The data below is to be returned in full and exactly.

## Begin

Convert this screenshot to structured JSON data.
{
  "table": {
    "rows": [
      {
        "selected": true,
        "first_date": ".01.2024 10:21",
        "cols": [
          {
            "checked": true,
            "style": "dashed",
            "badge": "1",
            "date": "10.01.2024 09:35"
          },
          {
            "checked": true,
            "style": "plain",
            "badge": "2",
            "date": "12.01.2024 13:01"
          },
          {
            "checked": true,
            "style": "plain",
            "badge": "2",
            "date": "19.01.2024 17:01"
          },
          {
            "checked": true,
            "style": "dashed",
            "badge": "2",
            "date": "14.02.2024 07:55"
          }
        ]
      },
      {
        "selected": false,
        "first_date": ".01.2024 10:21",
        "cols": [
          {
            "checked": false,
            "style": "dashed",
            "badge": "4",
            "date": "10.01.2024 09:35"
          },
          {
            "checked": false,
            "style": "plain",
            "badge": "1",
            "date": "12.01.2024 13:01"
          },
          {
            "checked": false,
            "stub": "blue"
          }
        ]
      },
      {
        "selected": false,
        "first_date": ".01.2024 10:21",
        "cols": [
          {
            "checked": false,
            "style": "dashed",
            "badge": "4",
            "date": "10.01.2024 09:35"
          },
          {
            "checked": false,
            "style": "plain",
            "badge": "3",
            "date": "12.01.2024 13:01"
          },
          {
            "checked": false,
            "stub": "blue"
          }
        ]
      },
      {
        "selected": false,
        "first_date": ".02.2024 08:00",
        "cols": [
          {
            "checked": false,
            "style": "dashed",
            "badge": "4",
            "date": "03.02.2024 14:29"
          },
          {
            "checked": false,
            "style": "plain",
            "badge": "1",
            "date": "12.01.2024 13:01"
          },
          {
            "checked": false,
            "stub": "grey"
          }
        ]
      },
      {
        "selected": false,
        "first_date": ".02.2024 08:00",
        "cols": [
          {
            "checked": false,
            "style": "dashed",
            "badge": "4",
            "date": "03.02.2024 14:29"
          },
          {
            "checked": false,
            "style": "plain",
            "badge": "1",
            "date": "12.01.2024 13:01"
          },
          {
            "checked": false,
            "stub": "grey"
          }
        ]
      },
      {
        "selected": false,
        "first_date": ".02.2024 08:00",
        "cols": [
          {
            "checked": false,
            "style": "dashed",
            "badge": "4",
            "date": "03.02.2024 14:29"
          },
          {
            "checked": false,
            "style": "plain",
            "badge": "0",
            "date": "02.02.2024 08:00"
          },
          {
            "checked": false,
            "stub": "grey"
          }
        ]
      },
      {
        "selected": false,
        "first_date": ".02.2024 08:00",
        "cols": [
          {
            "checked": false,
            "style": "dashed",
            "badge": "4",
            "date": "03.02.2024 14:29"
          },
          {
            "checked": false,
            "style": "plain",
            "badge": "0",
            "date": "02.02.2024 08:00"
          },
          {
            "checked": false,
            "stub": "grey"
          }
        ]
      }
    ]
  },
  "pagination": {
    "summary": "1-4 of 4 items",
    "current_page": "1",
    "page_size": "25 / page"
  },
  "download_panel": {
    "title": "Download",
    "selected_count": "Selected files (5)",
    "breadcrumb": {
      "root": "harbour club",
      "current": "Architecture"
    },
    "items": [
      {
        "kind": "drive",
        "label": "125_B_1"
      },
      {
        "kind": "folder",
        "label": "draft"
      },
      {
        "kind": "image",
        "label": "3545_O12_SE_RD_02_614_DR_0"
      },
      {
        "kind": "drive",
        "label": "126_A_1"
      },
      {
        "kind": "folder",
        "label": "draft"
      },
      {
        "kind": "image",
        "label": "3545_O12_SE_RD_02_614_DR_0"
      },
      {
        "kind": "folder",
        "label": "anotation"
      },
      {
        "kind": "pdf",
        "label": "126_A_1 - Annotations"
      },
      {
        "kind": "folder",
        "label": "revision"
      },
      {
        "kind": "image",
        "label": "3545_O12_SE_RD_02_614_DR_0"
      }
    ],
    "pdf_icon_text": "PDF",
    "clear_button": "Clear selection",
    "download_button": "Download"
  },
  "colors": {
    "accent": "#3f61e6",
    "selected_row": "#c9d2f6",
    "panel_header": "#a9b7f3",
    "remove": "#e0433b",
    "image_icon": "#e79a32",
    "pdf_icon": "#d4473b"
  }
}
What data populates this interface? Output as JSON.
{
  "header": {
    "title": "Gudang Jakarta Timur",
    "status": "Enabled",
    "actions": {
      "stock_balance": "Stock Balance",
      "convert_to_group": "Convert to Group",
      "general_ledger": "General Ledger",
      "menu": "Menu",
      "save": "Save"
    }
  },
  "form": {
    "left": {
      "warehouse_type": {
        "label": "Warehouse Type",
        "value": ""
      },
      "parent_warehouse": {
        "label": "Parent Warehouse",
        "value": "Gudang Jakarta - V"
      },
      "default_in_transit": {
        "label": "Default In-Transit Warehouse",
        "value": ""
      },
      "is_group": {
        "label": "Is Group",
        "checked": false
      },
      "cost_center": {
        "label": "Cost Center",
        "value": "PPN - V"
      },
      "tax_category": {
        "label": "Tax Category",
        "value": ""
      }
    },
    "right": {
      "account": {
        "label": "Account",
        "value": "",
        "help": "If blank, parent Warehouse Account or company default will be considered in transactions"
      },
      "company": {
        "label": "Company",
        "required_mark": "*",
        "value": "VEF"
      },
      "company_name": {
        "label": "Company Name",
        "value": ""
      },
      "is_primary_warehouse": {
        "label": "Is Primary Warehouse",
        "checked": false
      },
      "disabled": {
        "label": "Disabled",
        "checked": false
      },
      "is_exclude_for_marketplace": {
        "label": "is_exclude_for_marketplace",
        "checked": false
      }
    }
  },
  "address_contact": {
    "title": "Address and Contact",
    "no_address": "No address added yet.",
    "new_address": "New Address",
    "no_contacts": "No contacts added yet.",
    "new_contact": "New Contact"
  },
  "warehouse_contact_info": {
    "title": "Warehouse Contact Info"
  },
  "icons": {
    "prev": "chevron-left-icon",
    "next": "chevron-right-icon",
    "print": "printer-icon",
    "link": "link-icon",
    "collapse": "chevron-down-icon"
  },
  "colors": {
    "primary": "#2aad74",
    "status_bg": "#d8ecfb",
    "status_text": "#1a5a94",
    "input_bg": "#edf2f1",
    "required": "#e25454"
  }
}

## End

TASK RESPONSE >>
Convert this screenshot to structured JSON data.
{
  "table": {
    "rows": [
      {
        "selected": true,
        "first_date": ".01.2024 10:21",
        "cols": [
          {
            "checked": true,
            "style": "dashed",
            "badge": "1",
            "date": "10.01.2024 09:35"
          },
          {
            "checked": true,
            "style": "plain",
            "badge": "2",
            "date": "12.01.2024 13:01"
          },
          {
            "checked": true,
            "style": "plain",
            "badge": "2",
            "date": "19.01.2024 17:01"
          },
          {
            "checked": true,
            "style": "dashed",
            "badge": "2",
            "date": "14.02.2024 07:55"
          }
        ]
      },
      {
        "selected": false,
        "first_date": ".01.2024 10:21",
        "cols": [
          {
            "checked": false,
            "style": "dashed",
            "badge": "4",
            "date": "10.01.2024 09:35"
          },
          {
            "checked": false,
            "style": "plain",
            "badge": "1",
            "date": "12.01.2024 13:01"
          },
          {
            "checked": false,
            "stub": "blue"
          }
        ]
      },
      {
        "selected": false,
        "first_date": ".01.2024 10:21",
        "cols": [
          {
            "checked": false,
            "style": "dashed",
            "badge": "4",
            "date": "10.01.2024 09:35"
          },
          {
            "checked": false,
            "style": "plain",
            "badge": "3",
            "date": "12.01.2024 13:01"
          },
          {
            "checked": false,
            "stub": "blue"
          }
        ]
      },
      {
        "selected": false,
        "first_date": ".02.2024 08:00",
        "cols": [
          {
            "checked": false,
            "style": "dashed",
            "badge": "4",
            "date": "03.02.2024 14:29"
          },
          {
            "checked": false,
            "style": "plain",
            "badge": "1",
            "date": "12.01.2024 13:01"
          },
          {
            "checked": false,
            "stub": "grey"
          }
        ]
      },
      {
        "selected": false,
        "first_date": ".02.2024 08:00",
        "cols": [
          {
            "checked": false,
            "style": "dashed",
            "badge": "4",
            "date": "03.02.2024 14:29"
          },
          {
            "checked": false,
            "style": "plain",
            "badge": "1",
            "date": "12.01.2024 13:01"
          },
          {
            "checked": false,
            "stub": "grey"
          }
        ]
      },
      {
        "selected": false,
        "first_date": ".02.2024 08:00",
        "cols": [
          {
            "checked": false,
            "style": "dashed",
            "badge": "4",
            "date": "03.02.2024 14:29"
          },
          {
            "checked": false,
            "style": "plain",
            "badge": "0",
            "date": "02.02.2024 08:00"
          },
          {
            "checked": false,
            "stub": "grey"
          }
        ]
      },
      {
        "selected": false,
        "first_date": ".02.2024 08:00",
        "cols": [
          {
            "checked": false,
            "style": "dashed",
            "badge": "4",
            "date": "03.02.2024 14:29"
          },
          {
            "checked": false,
            "style": "plain",
            "badge": "0",
            "date": "02.02.2024 08:00"
          },
          {
            "checked": false,
            "stub": "grey"
          }
        ]
      }
    ]
  },
  "pagination": {
    "summary": "1-4 of 4 items",
    "current_page": "1",
    "page_size": "25 / page"
  },
  "download_panel": {
    "title": "Download",
    "selected_count": "Selected files (5)",
    "breadcrumb": {
      "root": "harbour club",
      "current": "Architecture"
    },
    "items": [
      {
        "kind": "drive",
        "label": "125_B_1"
      },
      {
        "kind": "folder",
        "label": "draft"
      },
      {
        "kind": "image",
        "label": "3545_O12_SE_RD_02_614_DR_0"
      },
      {
        "kind": "drive",
        "label": "126_A_1"
      },
      {
        "kind": "folder",
        "label": "draft"
      },
      {
        "kind": "image",
        "label": "3545_O12_SE_RD_02_614_DR_0"
      },
      {
        "kind": "folder",
        "label": "anotation"
      },
      {
        "kind": "pdf",
        "label": "126_A_1 - Annotations"
      },
      {
        "kind": "folder",
        "label": "revision"
      },
      {
        "kind": "image",
        "label": "3545_O12_SE_RD_02_614_DR_0"
      }
    ],
    "pdf_icon_text": "PDF",
    "clear_button": "Clear selection",
    "download_button": "Download"
  },
  "colors": {
    "accent": "#3f61e6",
    "selected_row": "#c9d2f6",
    "panel_header": "#a9b7f3",
    "remove": "#e0433b",
    "image_icon": "#e79a32",
    "pdf_icon": "#d4473b"
  }
}
What data populates this interface? Output as JSON.
{
  "header": {
    "title": "Gudang Jakarta Timur",
    "status": "Enabled",
    "actions": {
      "stock_balance": "Stock Balance",
      "convert_to_group": "Convert to Group",
      "general_ledger": "General Ledger",
      "menu": "Menu",
      "save": "Save"
    }
  },
  "form": {
    "left": {
      "warehouse_type": {
        "label": "Warehouse Type",
        "value": ""
      },
      "parent_warehouse": {
        "label": "Parent Warehouse",
        "value": "Gudang Jakarta - V"
      },
      "default_in_transit": {
        "label": "Default In-Transit Warehouse",
        "value": ""
      },
      "is_group": {
        "label": "Is Group",
        "checked": false
      },
      "cost_center": {
        "label": "Cost Center",
        "value": "PPN - V"
      },
      "tax_category": {
        "label": "Tax Category",
        "value": ""
      }
    },
    "right": {
      "account": {
        "label": "Account",
        "value": "",
        "help": "If blank, parent Warehouse Account or company default will be considered in transactions"
      },
      "company": {
        "label": "Company",
        "required_mark": "*",
        "value": "VEF"
      },
      "company_name": {
        "label": "Company Name",
        "value": ""
      },
      "is_primary_warehouse": {
        "label": "Is Primary Warehouse",
        "checked": false
      },
      "disabled": {
        "label": "Disabled",
        "checked": false
      },
      "is_exclude_for_marketplace": {
        "label": "is_exclude_for_marketplace",
        "checked": false
      }
    }
  },
  "address_contact": {
    "title": "Address and Contact",
    "no_address": "No address added yet.",
    "new_address": "New Address",
    "no_contacts": "No contacts added yet.",
    "new_contact": "New Contact"
  },
  "warehouse_contact_info": {
    "title": "Warehouse Contact Info"
  },
  "icons": {
    "prev": "chevron-left-icon",
    "next": "chevron-right-icon",
    "print": "printer-icon",
    "link": "link-icon",
    "collapse": "chevron-down-icon"
  },
  "colors": {
    "primary": "#2aad74",
    "status_bg": "#d8ecfb",
    "status_text": "#1a5a94",
    "input_bg": "#edf2f1",
    "required": "#e25454"
  }
}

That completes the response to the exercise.